## [Problem statement]
Reproduce the following material exactly, including every line.

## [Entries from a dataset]
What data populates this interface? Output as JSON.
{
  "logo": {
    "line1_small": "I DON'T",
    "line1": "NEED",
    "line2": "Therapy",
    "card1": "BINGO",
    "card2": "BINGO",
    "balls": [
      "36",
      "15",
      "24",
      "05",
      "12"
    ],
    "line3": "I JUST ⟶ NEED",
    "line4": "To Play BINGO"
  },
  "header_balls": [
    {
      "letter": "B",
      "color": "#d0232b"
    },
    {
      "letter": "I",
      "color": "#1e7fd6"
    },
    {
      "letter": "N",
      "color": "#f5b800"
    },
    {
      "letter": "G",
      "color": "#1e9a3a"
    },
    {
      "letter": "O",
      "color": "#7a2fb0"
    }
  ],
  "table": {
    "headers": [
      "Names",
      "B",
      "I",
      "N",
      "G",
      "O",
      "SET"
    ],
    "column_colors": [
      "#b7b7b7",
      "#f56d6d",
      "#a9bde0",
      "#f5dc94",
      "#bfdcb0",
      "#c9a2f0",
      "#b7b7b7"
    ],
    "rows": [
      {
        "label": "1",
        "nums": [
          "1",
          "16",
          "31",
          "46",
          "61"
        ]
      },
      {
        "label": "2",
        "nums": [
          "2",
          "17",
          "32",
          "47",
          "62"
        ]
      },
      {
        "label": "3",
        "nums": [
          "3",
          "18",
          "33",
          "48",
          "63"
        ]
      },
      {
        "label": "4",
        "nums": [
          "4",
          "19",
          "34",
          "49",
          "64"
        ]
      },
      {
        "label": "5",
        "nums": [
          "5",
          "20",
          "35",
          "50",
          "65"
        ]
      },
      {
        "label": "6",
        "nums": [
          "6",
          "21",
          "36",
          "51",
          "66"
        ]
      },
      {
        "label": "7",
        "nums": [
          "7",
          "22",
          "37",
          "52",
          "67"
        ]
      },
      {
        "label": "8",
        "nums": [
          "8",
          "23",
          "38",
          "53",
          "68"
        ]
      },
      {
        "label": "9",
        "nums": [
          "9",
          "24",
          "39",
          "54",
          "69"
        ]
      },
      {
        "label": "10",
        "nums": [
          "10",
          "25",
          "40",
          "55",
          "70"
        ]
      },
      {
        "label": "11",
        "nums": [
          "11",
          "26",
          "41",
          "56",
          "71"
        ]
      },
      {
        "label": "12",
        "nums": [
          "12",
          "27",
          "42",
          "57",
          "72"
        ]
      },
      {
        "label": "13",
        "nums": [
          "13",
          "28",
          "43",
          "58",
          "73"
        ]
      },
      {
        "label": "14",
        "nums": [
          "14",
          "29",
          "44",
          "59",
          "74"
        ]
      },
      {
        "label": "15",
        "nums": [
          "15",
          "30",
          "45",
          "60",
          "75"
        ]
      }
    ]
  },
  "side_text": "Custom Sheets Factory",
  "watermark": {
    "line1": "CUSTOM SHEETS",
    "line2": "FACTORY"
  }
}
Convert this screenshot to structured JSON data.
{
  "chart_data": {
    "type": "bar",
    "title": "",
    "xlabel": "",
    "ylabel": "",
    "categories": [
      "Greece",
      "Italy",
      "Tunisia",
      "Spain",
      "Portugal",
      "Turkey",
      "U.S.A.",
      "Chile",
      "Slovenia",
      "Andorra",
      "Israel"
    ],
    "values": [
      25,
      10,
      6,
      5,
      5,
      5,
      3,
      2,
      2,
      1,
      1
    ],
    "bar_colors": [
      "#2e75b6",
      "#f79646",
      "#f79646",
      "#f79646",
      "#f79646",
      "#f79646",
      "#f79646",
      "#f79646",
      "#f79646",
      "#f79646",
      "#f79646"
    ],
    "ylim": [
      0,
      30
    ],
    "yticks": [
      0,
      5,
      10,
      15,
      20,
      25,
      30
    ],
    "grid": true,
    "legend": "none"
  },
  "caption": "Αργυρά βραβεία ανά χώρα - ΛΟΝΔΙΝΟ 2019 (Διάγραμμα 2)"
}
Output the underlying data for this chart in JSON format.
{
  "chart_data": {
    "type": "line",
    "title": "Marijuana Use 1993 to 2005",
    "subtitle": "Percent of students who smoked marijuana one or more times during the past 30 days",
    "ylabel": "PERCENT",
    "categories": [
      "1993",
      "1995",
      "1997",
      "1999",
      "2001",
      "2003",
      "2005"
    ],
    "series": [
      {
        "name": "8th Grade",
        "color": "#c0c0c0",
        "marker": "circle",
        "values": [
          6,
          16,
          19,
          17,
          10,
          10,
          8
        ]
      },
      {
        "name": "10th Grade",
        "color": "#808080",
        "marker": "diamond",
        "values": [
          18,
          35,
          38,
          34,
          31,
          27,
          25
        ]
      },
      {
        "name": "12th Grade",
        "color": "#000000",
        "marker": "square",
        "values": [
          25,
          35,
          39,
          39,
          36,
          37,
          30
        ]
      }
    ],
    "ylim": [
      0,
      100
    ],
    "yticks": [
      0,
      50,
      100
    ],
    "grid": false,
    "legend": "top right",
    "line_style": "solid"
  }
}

## [Solved exercise]
What data populates this interface? Output as JSON.
{
  "logo": {
    "line1_small": "I DON'T",
    "line1": "NEED",
    "line2": "Therapy",
    "card1": "BINGO",
    "card2": "BINGO",
    "balls": [
      "36",
      "15",
      "24",
      "05",
      "12"
    ],
    "line3": "I JUST ⟶ NEED",
    "line4": "To Play BINGO"
  },
  "header_balls": [
    {
      "letter": "B",
      "color": "#d0232b"
    },
    {
      "letter": "I",
      "color": "#1e7fd6"
    },
    {
      "letter": "N",
      "color": "#f5b800"
    },
    {
      "letter": "G",
      "color": "#1e9a3a"
    },
    {
      "letter": "O",
      "color": "#7a2fb0"
    }
  ],
  "table": {
    "headers": [
      "Names",
      "B",
      "I",
      "N",
      "G",
      "O",
      "SET"
    ],
    "column_colors": [
      "#b7b7b7",
      "#f56d6d",
      "#a9bde0",
      "#f5dc94",
      "#bfdcb0",
      "#c9a2f0",
      "#b7b7b7"
    ],
    "rows": [
      {
        "label": "1",
        "nums": [
          "1",
          "16",
          "31",
          "46",
          "61"
        ]
      },
      {
        "label": "2",
        "nums": [
          "2",
          "17",
          "32",
          "47",
          "62"
        ]
      },
      {
        "label": "3",
        "nums": [
          "3",
          "18",
          "33",
          "48",
          "63"
        ]
      },
      {
        "label": "4",
        "nums": [
          "4",
          "19",
          "34",
          "49",
          "64"
        ]
      },
      {
        "label": "5",
        "nums": [
          "5",
          "20",
          "35",
          "50",
          "65"
        ]
      },
      {
        "label": "6",
        "nums": [
          "6",
          "21",
          "36",
          "51",
          "66"
        ]
      },
      {
        "label": "7",
        "nums": [
          "7",
          "22",
          "37",
          "52",
          "67"
        ]
      },
      {
        "label": "8",
        "nums": [
          "8",
          "23",
          "38",
          "53",
          "68"
        ]
      },
      {
        "label": "9",
        "nums": [
          "9",
          "24",
          "39",
          "54",
          "69"
        ]
      },
      {
        "label": "10",
        "nums": [
          "10",
          "25",
          "40",
          "55",
          "70"
        ]
      },
      {
        "label": "11",
        "nums": [
          "11",
          "26",
          "41",
          "56",
          "71"
        ]
      },
      {
        "label": "12",
        "nums": [
          "12",
          "27",
          "42",
          "57",
          "72"
        ]
      },
      {
        "label": "13",
        "nums": [
          "13",
          "28",
          "43",
          "58",
          "73"
        ]
      },
      {
        "label": "14",
        "nums": [
          "14",
          "29",
          "44",
          "59",
          "74"
        ]
      },
      {
        "label": "15",
        "nums": [
          "15",
          "30",
          "45",
          "60",
          "75"
        ]
      }
    ]
  },
  "side_text": "Custom Sheets Factory",
  "watermark": {
    "line1": "CUSTOM SHEETS",
    "line2": "FACTORY"
  }
}
Convert this screenshot to structured JSON data.
{
  "chart_data": {
    "type": "bar",
    "title": "",
    "xlabel": "",
    "ylabel": "",
    "categories": [
      "Greece",
      "Italy",
      "Tunisia",
      "Spain",
      "Portugal",
      "Turkey",
      "U.S.A.",
      "Chile",
      "Slovenia",
      "Andorra",
      "Israel"
    ],
    "values": [
      25,
      10,
      6,
      5,
      5,
      5,
      3,
      2,
      2,
      1,
      1
    ],
    "bar_colors": [
      "#2e75b6",
      "#f79646",
      "#f79646",
      "#f79646",
      "#f79646",
      "#f79646",
      "#f79646",
      "#f79646",
      "#f79646",
      "#f79646",
      "#f79646"
    ],
    "ylim": [
      0,
      30
    ],
    "yticks": [
      0,
      5,
      10,
      15,
      20,
      25,
      30
    ],
    "grid": true,
    "legend": "none"
  },
  "caption": "Αργυρά βραβεία ανά χώρα - ΛΟΝΔΙΝΟ 2019 (Διάγραμμα 2)"
}
Output the underlying data for this chart in JSON format.
{
  "chart_data": {
    "type": "line",
    "title": "Marijuana Use 1993 to 2005",
    "subtitle": "Percent of students who smoked marijuana one or more times during the past 30 days",
    "ylabel": "PERCENT",
    "categories": [
      "1993",
      "1995",
      "1997",
      "1999",
      "2001",
      "2003",
      "2005"
    ],
    "series": [
      {
        "name": "8th Grade",
        "color": "#c0c0c0",
        "marker": "circle",
        "values": [
          6,
          16,
          19,
          17,
          10,
          10,
          8
        ]
      },
      {
        "name": "10th Grade",
        "color": "#808080",
        "marker": "diamond",
        "values": [
          18,
          35,
          38,
          34,
          31,
          27,
          25
        ]
      },
      {
        "name": "12th Grade",
        "color": "#000000",
        "marker": "square",
        "values": [
          25,
          35,
          39,
          39,
          36,
          37,
          30
        ]
      }
    ],
    "ylim": [
      0,
      100
    ],
    "yticks": [
      0,
      50,
      100
    ],
    "grid": false,
    "legend": "top right",
    "line_style": "solid"
  }
}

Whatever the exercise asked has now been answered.